Can you output the material exactly as written, minus any pictures it holds?

[Extracted records]

• • • •

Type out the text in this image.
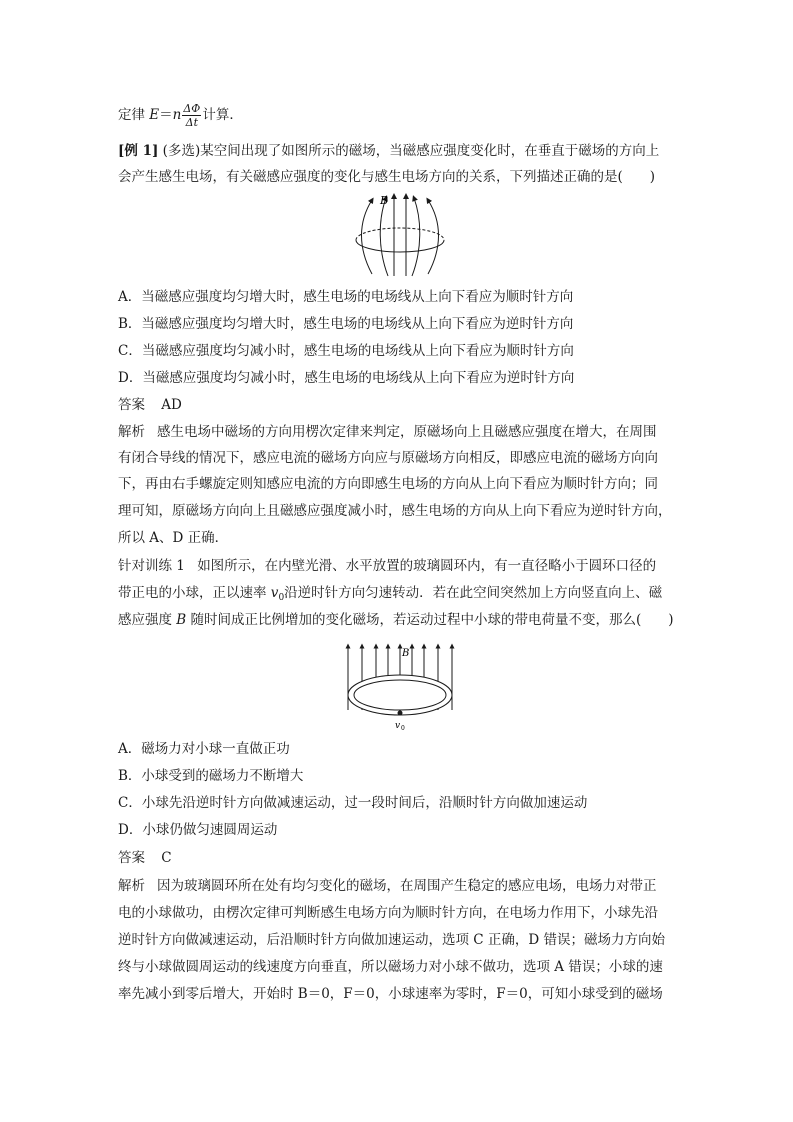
定律 $E=n \frac{\Delta\Phi}{\Delta t}$ 计算．
[例 1] (多选)某空间出现了如图所示的磁场，当磁感应强度变化时，在垂直于磁场的方向上
会产生感生电场，有关磁感应强度的变化与感生电场方向的关系，下列描述正确的是(　　)
B
A．当磁感应强度均匀增大时，感生电场的电场线从上向下看应为顺时针方向
B．当磁感应强度均匀增大时，感生电场的电场线从上向下看应为逆时针方向
C．当磁感应强度均匀减小时，感生电场的电场线从上向下看应为顺时针方向
D．当磁感应强度均匀减小时，感生电场的电场线从上向下看应为逆时针方向
答案 AD
解析 感生电场中磁场的方向用楞次定律来判定，原磁场向上且磁感应强度在增大，在周围
有闭合导线的情况下，感应电流的磁场方向应与原磁场方向相反，即感应电流的磁场方向向
下，再由右手螺旋定则知感应电流的方向即感生电场的方向从上向下看应为顺时针方向；同
理可知，原磁场方向向上且磁感应强度减小时，感生电场的方向从上向下看应为逆时针方向，
所以 A、D 正确．
针对训练 1 如图所示，在内壁光滑、水平放置的玻璃圆环内，有一直径略小于圆环口径的
带正电的小球，正以速率 $v_0$沿逆时针方向匀速转动．若在此空间突然加上方向竖直向上、磁
感应强度 B 随时间成正比例增加的变化磁场，若运动过程中小球的带电荷量不变，那么(　　)
B
v 0
A．磁场力对小球一直做正功
B．小球受到的磁场力不断增大
C．小球先沿逆时针方向做减速运动，过一段时间后，沿顺时针方向做加速运动
D．小球仍做匀速圆周运动
答案 C
解析 因为玻璃圆环所在处有均匀变化的磁场，在周围产生稳定的感应电场，电场力对带正
电的小球做功，由楞次定律可判断感生电场方向为顺时针方向，在电场力作用下，小球先沿
逆时针方向做减速运动，后沿顺时针方向做加速运动，选项 C 正确，D 错误；磁场力方向始
终与小球做圆周运动的线速度方向垂直，所以磁场力对小球不做功，选项 A 错误；小球的速
率先减小到零后增大，开始时 B＝0，F＝0，小球速率为零时，F＝0，可知小球受到的磁场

• • • •

**Full solution**
Type out the text in this image.
定律 $E=n \frac{\Delta\Phi}{\Delta t}$ 计算．
[例 1] (多选)某空间出现了如图所示的磁场，当磁感应强度变化时，在垂直于磁场的方向上
会产生感生电场，有关磁感应强度的变化与感生电场方向的关系，下列描述正确的是(　　)
B
A．当磁感应强度均匀增大时，感生电场的电场线从上向下看应为顺时针方向
B．当磁感应强度均匀增大时，感生电场的电场线从上向下看应为逆时针方向
C．当磁感应强度均匀减小时，感生电场的电场线从上向下看应为顺时针方向
D．当磁感应强度均匀减小时，感生电场的电场线从上向下看应为逆时针方向
答案 AD
解析 感生电场中磁场的方向用楞次定律来判定，原磁场向上且磁感应强度在增大，在周围
有闭合导线的情况下，感应电流的磁场方向应与原磁场方向相反，即感应电流的磁场方向向
下，再由右手螺旋定则知感应电流的方向即感生电场的方向从上向下看应为顺时针方向；同
理可知，原磁场方向向上且磁感应强度减小时，感生电场的方向从上向下看应为逆时针方向，
所以 A、D 正确．
针对训练 1 如图所示，在内壁光滑、水平放置的玻璃圆环内，有一直径略小于圆环口径的
带正电的小球，正以速率 $v_0$沿逆时针方向匀速转动．若在此空间突然加上方向竖直向上、磁
感应强度 B 随时间成正比例增加的变化磁场，若运动过程中小球的带电荷量不变，那么(　　)
B
v 0
A．磁场力对小球一直做正功
B．小球受到的磁场力不断增大
C．小球先沿逆时针方向做减速运动，过一段时间后，沿顺时针方向做加速运动
D．小球仍做匀速圆周运动
答案 C
解析 因为玻璃圆环所在处有均匀变化的磁场，在周围产生稳定的感应电场，电场力对带正
电的小球做功，由楞次定律可判断感生电场方向为顺时针方向，在电场力作用下，小球先沿
逆时针方向做减速运动，后沿顺时针方向做加速运动，选项 C 正确，D 错误；磁场力方向始
终与小球做圆周运动的线速度方向垂直，所以磁场力对小球不做功，选项 A 错误；小球的速
率先减小到零后增大，开始时 B＝0，F＝0，小球速率为零时，F＝0，可知小球受到的磁场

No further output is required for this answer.